Dataset rows:
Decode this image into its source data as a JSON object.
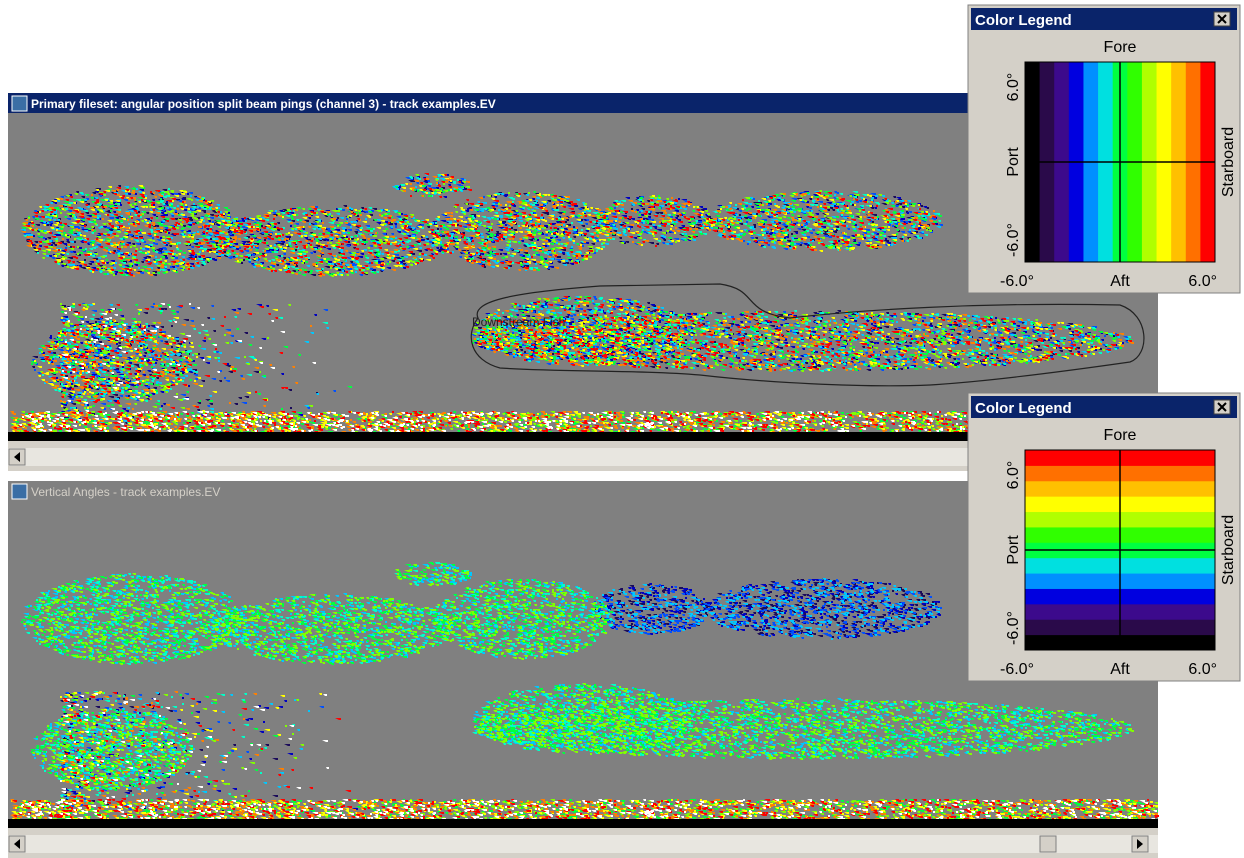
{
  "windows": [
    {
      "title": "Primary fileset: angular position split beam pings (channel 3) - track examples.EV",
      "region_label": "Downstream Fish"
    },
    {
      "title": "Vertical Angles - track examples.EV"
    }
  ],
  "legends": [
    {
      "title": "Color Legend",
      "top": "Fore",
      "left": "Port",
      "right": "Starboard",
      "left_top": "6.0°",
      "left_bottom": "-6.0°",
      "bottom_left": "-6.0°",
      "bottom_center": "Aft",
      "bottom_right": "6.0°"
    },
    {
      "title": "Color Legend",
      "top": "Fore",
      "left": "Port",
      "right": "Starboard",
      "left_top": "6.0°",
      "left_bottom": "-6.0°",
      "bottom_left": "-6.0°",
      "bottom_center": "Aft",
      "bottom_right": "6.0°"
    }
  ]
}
* * *
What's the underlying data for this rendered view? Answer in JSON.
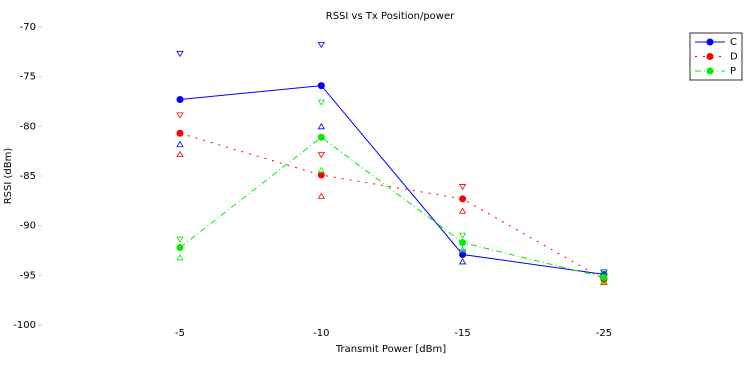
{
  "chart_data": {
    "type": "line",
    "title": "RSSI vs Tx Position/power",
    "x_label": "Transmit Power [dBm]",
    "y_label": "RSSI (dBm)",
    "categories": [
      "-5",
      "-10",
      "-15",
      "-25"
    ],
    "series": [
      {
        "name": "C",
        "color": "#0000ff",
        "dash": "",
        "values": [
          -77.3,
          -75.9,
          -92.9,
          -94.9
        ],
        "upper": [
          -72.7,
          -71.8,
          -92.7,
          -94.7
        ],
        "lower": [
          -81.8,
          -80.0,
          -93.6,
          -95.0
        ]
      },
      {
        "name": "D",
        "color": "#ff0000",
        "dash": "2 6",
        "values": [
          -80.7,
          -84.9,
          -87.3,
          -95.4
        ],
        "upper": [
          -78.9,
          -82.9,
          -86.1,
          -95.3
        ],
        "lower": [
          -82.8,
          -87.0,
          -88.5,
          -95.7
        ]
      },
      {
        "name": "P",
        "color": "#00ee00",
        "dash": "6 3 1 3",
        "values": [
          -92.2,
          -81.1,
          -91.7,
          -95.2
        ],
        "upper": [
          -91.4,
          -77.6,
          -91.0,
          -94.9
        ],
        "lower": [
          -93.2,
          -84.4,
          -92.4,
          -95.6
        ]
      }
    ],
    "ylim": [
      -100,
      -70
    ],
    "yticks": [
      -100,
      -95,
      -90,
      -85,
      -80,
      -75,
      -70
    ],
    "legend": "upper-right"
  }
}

SET TASK >>
Write out every line of the data that holds the word "title".

EXERCISE SOLUTION >>
      "title": "Primary fileset: angular position split beam pings (channel 3) - track examples.EV",
      "title": "Vertical Angles - track examples.EV"
      "title": "Color Legend",
      "title": "Color Legend",
    "title": "RSSI vs Tx Position/power",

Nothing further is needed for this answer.